* **What to do**: Go through the records and extract every line with the word "SOLIDWORKS".
-- Record extracts start --
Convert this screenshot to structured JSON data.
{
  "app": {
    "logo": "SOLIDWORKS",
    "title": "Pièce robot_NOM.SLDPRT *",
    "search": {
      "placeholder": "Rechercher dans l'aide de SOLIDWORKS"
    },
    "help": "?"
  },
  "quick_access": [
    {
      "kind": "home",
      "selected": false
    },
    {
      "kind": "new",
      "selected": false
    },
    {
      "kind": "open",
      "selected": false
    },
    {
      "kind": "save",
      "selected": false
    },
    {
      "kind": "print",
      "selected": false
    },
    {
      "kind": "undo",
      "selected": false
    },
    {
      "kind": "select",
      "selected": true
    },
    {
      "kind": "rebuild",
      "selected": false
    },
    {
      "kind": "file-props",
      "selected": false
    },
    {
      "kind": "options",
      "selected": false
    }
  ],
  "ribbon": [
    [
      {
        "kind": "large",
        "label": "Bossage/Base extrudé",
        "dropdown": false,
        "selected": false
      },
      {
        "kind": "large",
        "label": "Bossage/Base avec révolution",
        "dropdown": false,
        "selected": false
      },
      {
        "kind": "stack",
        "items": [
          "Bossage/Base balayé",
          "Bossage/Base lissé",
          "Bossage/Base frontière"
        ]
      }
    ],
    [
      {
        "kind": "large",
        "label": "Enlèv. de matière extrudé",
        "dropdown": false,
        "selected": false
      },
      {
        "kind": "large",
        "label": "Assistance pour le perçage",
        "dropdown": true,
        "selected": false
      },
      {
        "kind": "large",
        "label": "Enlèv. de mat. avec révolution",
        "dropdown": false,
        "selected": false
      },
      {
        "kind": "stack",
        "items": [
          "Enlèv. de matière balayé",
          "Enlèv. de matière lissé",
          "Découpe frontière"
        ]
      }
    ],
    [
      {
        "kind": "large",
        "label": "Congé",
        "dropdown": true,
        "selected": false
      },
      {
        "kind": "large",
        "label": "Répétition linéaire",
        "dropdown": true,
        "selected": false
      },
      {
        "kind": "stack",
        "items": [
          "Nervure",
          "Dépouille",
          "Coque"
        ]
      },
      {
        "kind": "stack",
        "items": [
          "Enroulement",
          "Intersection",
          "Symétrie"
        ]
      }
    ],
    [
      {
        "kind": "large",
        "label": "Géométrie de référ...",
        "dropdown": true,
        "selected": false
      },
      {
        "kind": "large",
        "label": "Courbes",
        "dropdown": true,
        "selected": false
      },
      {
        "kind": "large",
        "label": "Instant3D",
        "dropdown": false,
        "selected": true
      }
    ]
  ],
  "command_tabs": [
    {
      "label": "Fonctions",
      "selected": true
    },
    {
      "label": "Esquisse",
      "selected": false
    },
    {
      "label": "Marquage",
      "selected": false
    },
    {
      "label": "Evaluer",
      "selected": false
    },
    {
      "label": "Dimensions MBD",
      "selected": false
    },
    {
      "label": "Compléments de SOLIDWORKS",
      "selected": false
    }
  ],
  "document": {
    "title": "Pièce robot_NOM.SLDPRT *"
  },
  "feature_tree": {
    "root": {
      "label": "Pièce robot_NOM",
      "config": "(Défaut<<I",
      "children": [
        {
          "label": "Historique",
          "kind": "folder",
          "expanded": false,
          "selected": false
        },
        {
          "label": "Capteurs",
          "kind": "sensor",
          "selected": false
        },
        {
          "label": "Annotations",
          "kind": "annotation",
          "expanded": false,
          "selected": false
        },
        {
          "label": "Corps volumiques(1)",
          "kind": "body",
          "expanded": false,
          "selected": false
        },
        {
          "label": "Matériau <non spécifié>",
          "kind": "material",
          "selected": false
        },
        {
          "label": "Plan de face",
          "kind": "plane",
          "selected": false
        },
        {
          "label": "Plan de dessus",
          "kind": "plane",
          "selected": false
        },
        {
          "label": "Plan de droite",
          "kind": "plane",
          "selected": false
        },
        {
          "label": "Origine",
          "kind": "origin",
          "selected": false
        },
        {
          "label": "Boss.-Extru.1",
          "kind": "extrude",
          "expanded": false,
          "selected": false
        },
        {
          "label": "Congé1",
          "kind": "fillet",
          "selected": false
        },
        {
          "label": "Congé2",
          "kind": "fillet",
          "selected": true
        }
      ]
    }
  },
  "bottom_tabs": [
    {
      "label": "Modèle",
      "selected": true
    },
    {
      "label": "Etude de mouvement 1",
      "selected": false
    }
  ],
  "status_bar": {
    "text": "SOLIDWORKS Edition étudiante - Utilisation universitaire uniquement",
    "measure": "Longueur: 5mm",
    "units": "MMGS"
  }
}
-- Record extracts end --
* **Solution**:
    "logo": "SOLIDWORKS",
      "placeholder": "Rechercher dans l'aide de SOLIDWORKS"
      "label": "Compléments de SOLIDWORKS",
    "text": "SOLIDWORKS Edition étudiante - Utilisation universitaire uniquement",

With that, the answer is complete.